Collected data entries:
-=-=-=-=-

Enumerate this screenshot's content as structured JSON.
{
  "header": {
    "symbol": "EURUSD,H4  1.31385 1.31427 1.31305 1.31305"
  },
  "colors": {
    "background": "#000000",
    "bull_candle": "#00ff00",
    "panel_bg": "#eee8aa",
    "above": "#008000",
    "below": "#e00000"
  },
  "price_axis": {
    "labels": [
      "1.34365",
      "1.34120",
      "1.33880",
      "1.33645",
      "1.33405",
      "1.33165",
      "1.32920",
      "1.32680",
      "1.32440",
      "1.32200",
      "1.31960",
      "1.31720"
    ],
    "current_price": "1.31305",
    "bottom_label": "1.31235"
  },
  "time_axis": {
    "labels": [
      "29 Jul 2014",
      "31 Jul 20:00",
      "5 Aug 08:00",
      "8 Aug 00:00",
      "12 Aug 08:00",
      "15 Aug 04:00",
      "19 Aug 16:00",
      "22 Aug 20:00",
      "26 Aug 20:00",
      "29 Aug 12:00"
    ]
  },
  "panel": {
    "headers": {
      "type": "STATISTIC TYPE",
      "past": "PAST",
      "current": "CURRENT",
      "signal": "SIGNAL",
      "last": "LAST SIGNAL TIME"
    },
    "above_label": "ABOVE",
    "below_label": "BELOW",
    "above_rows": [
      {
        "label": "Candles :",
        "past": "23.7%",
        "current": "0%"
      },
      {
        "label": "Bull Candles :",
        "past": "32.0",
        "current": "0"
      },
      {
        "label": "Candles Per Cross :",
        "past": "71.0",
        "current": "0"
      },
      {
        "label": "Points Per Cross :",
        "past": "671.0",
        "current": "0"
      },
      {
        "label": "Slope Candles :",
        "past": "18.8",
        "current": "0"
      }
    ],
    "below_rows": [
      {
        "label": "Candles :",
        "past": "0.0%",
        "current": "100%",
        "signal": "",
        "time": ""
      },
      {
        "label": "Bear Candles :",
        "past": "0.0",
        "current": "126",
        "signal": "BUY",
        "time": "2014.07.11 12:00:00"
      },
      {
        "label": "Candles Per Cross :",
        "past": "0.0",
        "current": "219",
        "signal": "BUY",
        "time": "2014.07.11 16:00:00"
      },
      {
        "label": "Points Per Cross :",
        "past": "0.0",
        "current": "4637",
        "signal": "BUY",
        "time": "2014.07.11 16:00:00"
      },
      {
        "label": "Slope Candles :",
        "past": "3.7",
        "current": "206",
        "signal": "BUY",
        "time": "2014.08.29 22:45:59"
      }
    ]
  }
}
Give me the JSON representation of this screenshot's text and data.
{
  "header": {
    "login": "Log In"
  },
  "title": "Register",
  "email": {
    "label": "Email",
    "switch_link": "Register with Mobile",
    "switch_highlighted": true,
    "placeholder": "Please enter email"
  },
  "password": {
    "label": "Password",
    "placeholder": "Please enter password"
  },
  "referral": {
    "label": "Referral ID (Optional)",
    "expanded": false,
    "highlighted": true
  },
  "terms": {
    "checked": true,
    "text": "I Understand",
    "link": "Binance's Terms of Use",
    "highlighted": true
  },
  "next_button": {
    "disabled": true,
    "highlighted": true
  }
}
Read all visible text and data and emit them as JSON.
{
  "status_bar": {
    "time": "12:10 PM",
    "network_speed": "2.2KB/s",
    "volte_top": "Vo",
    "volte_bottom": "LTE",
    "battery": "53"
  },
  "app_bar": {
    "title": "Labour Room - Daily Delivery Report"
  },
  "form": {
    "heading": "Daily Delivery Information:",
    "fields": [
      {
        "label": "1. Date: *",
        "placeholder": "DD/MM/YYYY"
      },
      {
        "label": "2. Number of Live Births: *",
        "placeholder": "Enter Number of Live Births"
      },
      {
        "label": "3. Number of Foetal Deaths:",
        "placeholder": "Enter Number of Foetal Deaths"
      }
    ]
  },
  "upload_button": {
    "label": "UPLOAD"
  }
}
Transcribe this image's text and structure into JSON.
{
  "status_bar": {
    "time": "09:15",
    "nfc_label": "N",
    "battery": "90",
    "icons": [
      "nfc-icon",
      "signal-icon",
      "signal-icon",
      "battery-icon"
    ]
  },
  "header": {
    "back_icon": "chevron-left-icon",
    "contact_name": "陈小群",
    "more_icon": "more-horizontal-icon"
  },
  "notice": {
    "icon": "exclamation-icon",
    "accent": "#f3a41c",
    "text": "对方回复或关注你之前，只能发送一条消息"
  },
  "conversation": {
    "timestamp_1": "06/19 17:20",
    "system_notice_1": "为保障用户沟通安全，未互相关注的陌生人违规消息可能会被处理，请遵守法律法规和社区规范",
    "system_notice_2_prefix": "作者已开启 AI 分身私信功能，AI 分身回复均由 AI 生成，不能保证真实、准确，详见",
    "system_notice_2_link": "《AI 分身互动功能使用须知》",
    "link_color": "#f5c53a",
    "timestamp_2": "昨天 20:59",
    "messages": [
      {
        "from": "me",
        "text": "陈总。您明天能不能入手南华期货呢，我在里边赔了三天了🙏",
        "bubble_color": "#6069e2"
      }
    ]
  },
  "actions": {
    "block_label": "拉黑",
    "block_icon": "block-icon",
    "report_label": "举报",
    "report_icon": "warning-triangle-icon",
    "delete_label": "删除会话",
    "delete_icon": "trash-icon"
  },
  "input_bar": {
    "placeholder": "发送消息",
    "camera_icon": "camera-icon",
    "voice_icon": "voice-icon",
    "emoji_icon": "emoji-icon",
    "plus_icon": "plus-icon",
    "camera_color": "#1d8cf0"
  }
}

-=-=-=-=-

## THE EXERCISE
Search the data above for the string "Register" and return every line that has it.

## RESULT OF THE TASK
  "title": "Register",
    "switch_link": "Register with Mobile",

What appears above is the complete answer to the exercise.